◆ What you should do ◆
Return every line below exactly, leaving nothing out.

◆ Provided records ◆

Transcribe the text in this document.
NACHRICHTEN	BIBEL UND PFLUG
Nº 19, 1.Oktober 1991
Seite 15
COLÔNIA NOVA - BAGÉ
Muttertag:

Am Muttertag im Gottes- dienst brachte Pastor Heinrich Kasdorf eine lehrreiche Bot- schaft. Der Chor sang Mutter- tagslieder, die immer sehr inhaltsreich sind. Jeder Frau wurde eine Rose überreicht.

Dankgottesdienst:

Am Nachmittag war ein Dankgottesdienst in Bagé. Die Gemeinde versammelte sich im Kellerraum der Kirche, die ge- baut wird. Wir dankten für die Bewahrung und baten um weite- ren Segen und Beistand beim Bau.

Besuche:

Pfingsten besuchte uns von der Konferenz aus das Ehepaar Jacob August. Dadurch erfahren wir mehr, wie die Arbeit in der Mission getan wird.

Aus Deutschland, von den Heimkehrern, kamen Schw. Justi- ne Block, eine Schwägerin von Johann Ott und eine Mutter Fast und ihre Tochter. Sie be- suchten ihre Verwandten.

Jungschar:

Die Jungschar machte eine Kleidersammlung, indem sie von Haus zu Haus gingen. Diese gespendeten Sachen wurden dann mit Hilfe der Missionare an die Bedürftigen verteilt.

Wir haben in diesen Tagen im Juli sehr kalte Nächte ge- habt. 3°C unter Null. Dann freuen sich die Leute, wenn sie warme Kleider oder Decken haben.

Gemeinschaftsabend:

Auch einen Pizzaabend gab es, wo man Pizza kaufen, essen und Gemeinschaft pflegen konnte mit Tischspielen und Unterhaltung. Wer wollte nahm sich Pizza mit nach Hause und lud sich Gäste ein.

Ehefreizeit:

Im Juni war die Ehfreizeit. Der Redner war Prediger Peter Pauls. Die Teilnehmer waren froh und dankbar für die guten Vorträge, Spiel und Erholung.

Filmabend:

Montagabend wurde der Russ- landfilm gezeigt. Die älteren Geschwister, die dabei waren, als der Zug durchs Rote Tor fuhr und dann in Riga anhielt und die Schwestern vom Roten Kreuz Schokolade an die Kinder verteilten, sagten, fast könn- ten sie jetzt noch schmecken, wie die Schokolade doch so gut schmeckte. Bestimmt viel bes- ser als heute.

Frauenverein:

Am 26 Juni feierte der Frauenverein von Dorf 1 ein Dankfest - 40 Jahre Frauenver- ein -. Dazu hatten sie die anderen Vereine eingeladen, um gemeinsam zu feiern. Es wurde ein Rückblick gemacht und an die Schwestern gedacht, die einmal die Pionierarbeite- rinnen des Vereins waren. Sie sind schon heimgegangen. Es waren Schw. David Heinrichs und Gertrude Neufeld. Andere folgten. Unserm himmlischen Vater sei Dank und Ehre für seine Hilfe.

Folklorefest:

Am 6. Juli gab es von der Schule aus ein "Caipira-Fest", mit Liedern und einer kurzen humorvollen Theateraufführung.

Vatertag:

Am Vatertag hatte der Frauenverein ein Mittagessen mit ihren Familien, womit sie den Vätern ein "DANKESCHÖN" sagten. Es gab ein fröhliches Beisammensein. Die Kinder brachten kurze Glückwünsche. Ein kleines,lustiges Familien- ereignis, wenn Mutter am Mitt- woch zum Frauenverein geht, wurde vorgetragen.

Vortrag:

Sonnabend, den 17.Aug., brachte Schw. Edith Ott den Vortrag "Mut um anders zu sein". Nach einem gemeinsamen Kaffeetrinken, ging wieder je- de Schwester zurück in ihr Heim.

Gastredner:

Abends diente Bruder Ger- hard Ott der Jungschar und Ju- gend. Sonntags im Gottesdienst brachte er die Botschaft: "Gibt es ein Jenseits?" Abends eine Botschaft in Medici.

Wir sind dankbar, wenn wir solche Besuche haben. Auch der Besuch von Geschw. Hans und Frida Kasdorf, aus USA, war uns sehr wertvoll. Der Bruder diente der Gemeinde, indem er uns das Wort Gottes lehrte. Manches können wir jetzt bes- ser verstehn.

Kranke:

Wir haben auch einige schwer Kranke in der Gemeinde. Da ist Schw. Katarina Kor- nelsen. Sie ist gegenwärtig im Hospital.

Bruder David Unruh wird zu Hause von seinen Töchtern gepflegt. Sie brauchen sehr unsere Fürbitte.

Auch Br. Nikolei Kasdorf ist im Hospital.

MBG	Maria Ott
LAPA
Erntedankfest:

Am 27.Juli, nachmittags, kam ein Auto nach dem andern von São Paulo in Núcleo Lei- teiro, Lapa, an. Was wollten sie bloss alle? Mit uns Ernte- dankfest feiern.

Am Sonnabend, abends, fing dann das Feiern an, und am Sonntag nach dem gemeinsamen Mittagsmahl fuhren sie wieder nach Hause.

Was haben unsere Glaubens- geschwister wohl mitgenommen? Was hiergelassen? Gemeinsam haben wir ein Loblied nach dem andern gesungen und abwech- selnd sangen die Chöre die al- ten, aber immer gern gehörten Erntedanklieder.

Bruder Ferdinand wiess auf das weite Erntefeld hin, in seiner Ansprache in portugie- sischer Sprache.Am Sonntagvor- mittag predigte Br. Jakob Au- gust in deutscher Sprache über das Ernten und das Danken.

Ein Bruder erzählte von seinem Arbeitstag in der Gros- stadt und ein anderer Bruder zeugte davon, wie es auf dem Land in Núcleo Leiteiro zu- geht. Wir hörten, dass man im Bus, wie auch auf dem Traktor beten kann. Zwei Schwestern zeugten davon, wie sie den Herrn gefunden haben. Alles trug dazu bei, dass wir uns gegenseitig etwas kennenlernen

◆ Answer to this exercise ◆
Transcribe the text in this document.
NACHRICHTEN	BIBEL UND PFLUG
Nº 19, 1.Oktober 1991
Seite 15
COLÔNIA NOVA - BAGÉ
Muttertag:

Am Muttertag im Gottes- dienst brachte Pastor Heinrich Kasdorf eine lehrreiche Bot- schaft. Der Chor sang Mutter- tagslieder, die immer sehr inhaltsreich sind. Jeder Frau wurde eine Rose überreicht.

Dankgottesdienst:

Am Nachmittag war ein Dankgottesdienst in Bagé. Die Gemeinde versammelte sich im Kellerraum der Kirche, die ge- baut wird. Wir dankten für die Bewahrung und baten um weite- ren Segen und Beistand beim Bau.

Besuche:

Pfingsten besuchte uns von der Konferenz aus das Ehepaar Jacob August. Dadurch erfahren wir mehr, wie die Arbeit in der Mission getan wird.

Aus Deutschland, von den Heimkehrern, kamen Schw. Justi- ne Block, eine Schwägerin von Johann Ott und eine Mutter Fast und ihre Tochter. Sie be- suchten ihre Verwandten.

Jungschar:

Die Jungschar machte eine Kleidersammlung, indem sie von Haus zu Haus gingen. Diese gespendeten Sachen wurden dann mit Hilfe der Missionare an die Bedürftigen verteilt.

Wir haben in diesen Tagen im Juli sehr kalte Nächte ge- habt. 3°C unter Null. Dann freuen sich die Leute, wenn sie warme Kleider oder Decken haben.

Gemeinschaftsabend:

Auch einen Pizzaabend gab es, wo man Pizza kaufen, essen und Gemeinschaft pflegen konnte mit Tischspielen und Unterhaltung. Wer wollte nahm sich Pizza mit nach Hause und lud sich Gäste ein.

Ehefreizeit:

Im Juni war die Ehfreizeit. Der Redner war Prediger Peter Pauls. Die Teilnehmer waren froh und dankbar für die guten Vorträge, Spiel und Erholung.

Filmabend:

Montagabend wurde der Russ- landfilm gezeigt. Die älteren Geschwister, die dabei waren, als der Zug durchs Rote Tor fuhr und dann in Riga anhielt und die Schwestern vom Roten Kreuz Schokolade an die Kinder verteilten, sagten, fast könn- ten sie jetzt noch schmecken, wie die Schokolade doch so gut schmeckte. Bestimmt viel bes- ser als heute.

Frauenverein:

Am 26 Juni feierte der Frauenverein von Dorf 1 ein Dankfest - 40 Jahre Frauenver- ein -. Dazu hatten sie die anderen Vereine eingeladen, um gemeinsam zu feiern. Es wurde ein Rückblick gemacht und an die Schwestern gedacht, die einmal die Pionierarbeite- rinnen des Vereins waren. Sie sind schon heimgegangen. Es waren Schw. David Heinrichs und Gertrude Neufeld. Andere folgten. Unserm himmlischen Vater sei Dank und Ehre für seine Hilfe.

Folklorefest:

Am 6. Juli gab es von der Schule aus ein "Caipira-Fest", mit Liedern und einer kurzen humorvollen Theateraufführung.

Vatertag:

Am Vatertag hatte der Frauenverein ein Mittagessen mit ihren Familien, womit sie den Vätern ein "DANKESCHÖN" sagten. Es gab ein fröhliches Beisammensein. Die Kinder brachten kurze Glückwünsche. Ein kleines,lustiges Familien- ereignis, wenn Mutter am Mitt- woch zum Frauenverein geht, wurde vorgetragen.

Vortrag:

Sonnabend, den 17.Aug., brachte Schw. Edith Ott den Vortrag "Mut um anders zu sein". Nach einem gemeinsamen Kaffeetrinken, ging wieder je- de Schwester zurück in ihr Heim.

Gastredner:

Abends diente Bruder Ger- hard Ott der Jungschar und Ju- gend. Sonntags im Gottesdienst brachte er die Botschaft: "Gibt es ein Jenseits?" Abends eine Botschaft in Medici.

Wir sind dankbar, wenn wir solche Besuche haben. Auch der Besuch von Geschw. Hans und Frida Kasdorf, aus USA, war uns sehr wertvoll. Der Bruder diente der Gemeinde, indem er uns das Wort Gottes lehrte. Manches können wir jetzt bes- ser verstehn.

Kranke:

Wir haben auch einige schwer Kranke in der Gemeinde. Da ist Schw. Katarina Kor- nelsen. Sie ist gegenwärtig im Hospital.

Bruder David Unruh wird zu Hause von seinen Töchtern gepflegt. Sie brauchen sehr unsere Fürbitte.

Auch Br. Nikolei Kasdorf ist im Hospital.

MBG	Maria Ott
LAPA
Erntedankfest:

Am 27.Juli, nachmittags, kam ein Auto nach dem andern von São Paulo in Núcleo Lei- teiro, Lapa, an. Was wollten sie bloss alle? Mit uns Ernte- dankfest feiern.

Am Sonnabend, abends, fing dann das Feiern an, und am Sonntag nach dem gemeinsamen Mittagsmahl fuhren sie wieder nach Hause.

Was haben unsere Glaubens- geschwister wohl mitgenommen? Was hiergelassen? Gemeinsam haben wir ein Loblied nach dem andern gesungen und abwech- selnd sangen die Chöre die al- ten, aber immer gern gehörten Erntedanklieder.

Bruder Ferdinand wiess auf das weite Erntefeld hin, in seiner Ansprache in portugie- sischer Sprache.Am Sonntagvor- mittag predigte Br. Jakob Au- gust in deutscher Sprache über das Ernten und das Danken.

Ein Bruder erzählte von seinem Arbeitstag in der Gros- stadt und ein anderer Bruder zeugte davon, wie es auf dem Land in Núcleo Leiteiro zu- geht. Wir hörten, dass man im Bus, wie auch auf dem Traktor beten kann. Zwei Schwestern zeugten davon, wie sie den Herrn gefunden haben. Alles trug dazu bei, dass wir uns gegenseitig etwas kennenlernen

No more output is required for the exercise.